Race details
- Date: 13 July 1980
- Official name: XXXIII Marlboro British Grand Prix
- Location: Brands Hatch, Kent, Great Britain
- Course: Permanent racing facility
- Course length: 4.207 km (2.614 miles)
- Distance: 76 laps, 319.732 km (198.672 miles)

Pole position
- Driver: Didier Pironi; / Ligier-Ford
- Time: 1:11.004

Fastest lap
- Driver: Didier Pironi / Ligier-Ford
- Time: 1:12.368 on lap 54

Podium
- First: Alan Jones; / Williams-Ford
- Second: Nelson Piquet; / Brabham-Ford
- Third: Carlos Reutemann; / Williams-Ford

= 1980 British Grand Prix =

The 1980 British Grand Prix (formally the XXXIII Marlboro British Grand Prix) was a Formula One motor race held at Brands Hatch on 13 July 1980. It was the eighth round of the 1980 Formula One season. The race was held over 76 laps of the 4.207-km (2.614-mile) circuit for a total race distance of 319.73 km (198.67 miles).

┄┄┄┄┄┄┄┄┄┄

→ Exercises:
1) Please condense the paragraph beginning "The 1980 British Grand Prix (formally" from the 1980 British Grand Prix text into a short bulleted list that keeps its main facts.
2) From the 1980 British Grand Prix text, reproduce word for word the passage from "Fastest lap" up to and including "km (198.67 miles).".
3) Carry on the article about the 1980 British Grand Prix, starting right after its final sentence.

→ Record set:
┄┄┄┄┄┄┄┄┄┄

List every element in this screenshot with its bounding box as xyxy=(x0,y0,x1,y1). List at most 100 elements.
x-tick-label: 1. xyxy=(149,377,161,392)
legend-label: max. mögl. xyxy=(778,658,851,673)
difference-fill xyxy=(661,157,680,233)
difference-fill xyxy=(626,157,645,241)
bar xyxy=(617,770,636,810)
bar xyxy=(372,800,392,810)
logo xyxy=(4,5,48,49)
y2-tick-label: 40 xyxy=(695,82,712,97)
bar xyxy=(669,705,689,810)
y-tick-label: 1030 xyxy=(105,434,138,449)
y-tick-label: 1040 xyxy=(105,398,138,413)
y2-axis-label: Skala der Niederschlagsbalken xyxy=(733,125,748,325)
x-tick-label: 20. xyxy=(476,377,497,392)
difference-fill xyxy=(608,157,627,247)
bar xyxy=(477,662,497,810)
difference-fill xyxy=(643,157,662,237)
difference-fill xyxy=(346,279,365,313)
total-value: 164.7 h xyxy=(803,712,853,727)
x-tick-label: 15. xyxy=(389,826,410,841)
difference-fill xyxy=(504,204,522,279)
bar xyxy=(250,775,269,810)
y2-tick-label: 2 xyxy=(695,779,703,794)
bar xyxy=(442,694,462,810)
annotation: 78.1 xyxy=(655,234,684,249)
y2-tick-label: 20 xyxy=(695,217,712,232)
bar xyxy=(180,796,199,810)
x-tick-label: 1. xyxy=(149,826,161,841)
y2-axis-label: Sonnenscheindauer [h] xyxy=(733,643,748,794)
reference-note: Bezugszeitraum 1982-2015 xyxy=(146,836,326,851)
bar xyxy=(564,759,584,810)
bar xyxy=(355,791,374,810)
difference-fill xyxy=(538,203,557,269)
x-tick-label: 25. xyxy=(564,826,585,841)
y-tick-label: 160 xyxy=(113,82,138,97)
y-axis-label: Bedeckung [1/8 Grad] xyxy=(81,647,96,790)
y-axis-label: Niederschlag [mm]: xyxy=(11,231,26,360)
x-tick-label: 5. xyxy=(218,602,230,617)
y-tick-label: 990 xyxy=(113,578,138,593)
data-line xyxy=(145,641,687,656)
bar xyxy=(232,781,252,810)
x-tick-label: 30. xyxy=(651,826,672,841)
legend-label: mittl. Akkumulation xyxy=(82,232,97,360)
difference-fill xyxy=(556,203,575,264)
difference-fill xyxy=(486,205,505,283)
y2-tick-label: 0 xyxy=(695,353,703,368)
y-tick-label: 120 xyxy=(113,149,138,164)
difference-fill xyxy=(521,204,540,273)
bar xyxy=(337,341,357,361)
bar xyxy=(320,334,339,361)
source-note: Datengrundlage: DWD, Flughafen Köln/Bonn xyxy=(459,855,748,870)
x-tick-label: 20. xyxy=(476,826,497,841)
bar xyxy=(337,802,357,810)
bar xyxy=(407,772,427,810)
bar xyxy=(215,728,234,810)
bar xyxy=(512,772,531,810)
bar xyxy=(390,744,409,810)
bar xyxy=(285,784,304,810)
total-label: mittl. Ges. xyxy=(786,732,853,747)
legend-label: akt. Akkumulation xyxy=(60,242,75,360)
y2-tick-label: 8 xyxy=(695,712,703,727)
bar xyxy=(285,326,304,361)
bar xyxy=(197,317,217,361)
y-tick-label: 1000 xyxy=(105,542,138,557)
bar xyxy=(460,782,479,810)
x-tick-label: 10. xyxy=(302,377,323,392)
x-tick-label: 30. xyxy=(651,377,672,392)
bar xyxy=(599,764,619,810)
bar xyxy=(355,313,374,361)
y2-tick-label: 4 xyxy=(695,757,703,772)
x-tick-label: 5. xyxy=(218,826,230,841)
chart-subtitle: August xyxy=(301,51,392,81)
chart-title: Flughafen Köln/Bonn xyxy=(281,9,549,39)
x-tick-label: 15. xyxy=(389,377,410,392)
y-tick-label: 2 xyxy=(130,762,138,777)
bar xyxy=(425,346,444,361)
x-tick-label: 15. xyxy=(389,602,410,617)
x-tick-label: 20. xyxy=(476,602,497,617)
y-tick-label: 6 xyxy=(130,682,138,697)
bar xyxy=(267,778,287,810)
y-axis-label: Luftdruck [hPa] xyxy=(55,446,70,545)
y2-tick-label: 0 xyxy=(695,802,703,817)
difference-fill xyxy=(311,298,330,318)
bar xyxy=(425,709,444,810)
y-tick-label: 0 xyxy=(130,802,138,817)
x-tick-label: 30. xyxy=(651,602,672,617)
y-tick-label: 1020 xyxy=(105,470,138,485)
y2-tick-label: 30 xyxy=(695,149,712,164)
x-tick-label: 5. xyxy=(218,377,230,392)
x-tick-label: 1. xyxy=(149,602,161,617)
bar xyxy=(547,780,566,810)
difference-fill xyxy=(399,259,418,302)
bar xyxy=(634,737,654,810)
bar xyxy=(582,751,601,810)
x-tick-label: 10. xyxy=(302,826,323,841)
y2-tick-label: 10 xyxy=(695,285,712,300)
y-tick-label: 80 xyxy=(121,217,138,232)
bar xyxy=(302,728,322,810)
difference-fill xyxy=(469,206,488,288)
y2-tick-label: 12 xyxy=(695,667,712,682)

┄┄┄┄┄┄┄┄┄┄

→ Outputs by task:
1)
- Official name: XXXIII Marlboro British Grand Prix
- Formula One race at Brands Hatch on 13 July 1980
- Eighth round of the 1980 Formula One season
- 76 laps of the 4.207-km (2.614-mile) circuit
- Total distance: 319.73 km (198.67 miles)

2)
Fastest lap
- Driver: Didier Pironi / Ligier-Ford
- Time: 1:12.368 on lap 54

Podium
- First: Alan Jones; / Williams-Ford
- Second: Nelson Piquet; / Brabham-Ford
- Third: Carlos Reutemann; / Williams-Ford

= 1980 British Grand Prix =

The 1980 British Grand Prix (formally the XXXIII Marlboro British Grand Prix) was a Formula One motor race held at Brands Hatch on 13 July 1980. It was the eighth round of the 1980 Formula One season. The race was held over 76 laps of the 4.207-km (2.614-mile) circuit for a total race distance of 319.73 km (198.67 miles).

3)
The race was won by Australian driver, Alan Jones driving a Williams FW07B. The win was Jones' eighth Formula One Grand Prix victory and his fourth of the year. Including the non-championship Spanish Grand Prix it was Jones' third victory in a row as he built his charge towards becoming the 1980 World Drivers' Champion. Jones won by eleven seconds over the man becoming his arch-rival, Brazilian driver Nelson Piquet driving a Brabham BT49. Third, and the only other car to finish on the lead lap, was Jones' Williams Grand Prix Engineering teammate, Argentine driver Carlos Reutemann.

==Report==
===Background===
In the two weeks between the French and British Grands Prix, Brabham decided to replace Ricardo Zunino with Mexican driver Héctor Rebaque, while the Shadow team closed down. There were still 27 cars on the entry list, as RAM Racing entered year-old Williams FW07s for Rupert Keegan and South African female racer Desiré Wilson.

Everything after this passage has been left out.